-- begin --

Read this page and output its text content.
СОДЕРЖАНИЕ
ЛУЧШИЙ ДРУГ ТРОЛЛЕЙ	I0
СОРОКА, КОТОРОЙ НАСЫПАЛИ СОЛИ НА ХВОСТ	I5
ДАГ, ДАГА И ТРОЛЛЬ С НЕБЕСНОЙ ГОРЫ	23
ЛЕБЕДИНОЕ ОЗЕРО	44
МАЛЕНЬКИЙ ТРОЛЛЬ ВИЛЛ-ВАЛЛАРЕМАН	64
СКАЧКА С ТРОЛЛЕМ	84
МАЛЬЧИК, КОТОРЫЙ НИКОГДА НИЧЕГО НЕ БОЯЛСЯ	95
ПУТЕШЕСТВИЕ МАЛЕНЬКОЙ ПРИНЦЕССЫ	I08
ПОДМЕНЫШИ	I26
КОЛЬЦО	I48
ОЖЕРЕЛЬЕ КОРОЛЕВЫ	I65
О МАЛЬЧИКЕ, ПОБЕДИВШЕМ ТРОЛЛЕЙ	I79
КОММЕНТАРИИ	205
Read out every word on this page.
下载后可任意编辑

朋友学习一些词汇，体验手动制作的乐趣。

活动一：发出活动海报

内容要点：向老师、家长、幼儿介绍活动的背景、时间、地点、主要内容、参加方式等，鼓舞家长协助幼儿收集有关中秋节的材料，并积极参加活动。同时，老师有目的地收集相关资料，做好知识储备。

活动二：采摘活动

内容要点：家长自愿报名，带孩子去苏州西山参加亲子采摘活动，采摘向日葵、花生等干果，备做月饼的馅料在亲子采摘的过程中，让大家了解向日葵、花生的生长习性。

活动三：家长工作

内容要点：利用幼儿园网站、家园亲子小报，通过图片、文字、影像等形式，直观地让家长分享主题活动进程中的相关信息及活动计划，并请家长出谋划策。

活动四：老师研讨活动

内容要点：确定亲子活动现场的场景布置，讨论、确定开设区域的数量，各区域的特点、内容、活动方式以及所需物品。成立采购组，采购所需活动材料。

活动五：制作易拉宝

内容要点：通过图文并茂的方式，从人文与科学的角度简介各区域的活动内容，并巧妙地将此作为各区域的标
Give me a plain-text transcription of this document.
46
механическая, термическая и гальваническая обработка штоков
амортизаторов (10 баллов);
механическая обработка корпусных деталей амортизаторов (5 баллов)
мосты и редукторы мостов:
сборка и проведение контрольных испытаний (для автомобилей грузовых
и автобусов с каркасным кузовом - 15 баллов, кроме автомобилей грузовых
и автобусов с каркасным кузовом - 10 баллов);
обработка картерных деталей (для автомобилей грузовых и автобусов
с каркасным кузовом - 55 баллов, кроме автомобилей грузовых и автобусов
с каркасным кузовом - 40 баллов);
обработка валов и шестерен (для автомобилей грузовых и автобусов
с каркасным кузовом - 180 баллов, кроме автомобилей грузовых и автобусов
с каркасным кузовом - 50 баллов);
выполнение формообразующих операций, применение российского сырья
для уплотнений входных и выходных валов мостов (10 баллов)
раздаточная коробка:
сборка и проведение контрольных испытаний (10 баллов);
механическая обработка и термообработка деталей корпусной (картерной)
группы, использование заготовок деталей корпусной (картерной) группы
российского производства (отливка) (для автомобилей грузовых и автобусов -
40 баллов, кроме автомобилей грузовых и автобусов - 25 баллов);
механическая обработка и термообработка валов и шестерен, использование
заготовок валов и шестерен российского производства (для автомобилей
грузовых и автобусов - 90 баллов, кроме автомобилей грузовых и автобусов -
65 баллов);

-- end --

TASK REQUIREMENTS:
Show every line in the entries where the string "text" occurs.

RESULT OF THIS TASK:
Read this page and output its text content.
Give me a plain-text transcription of this document.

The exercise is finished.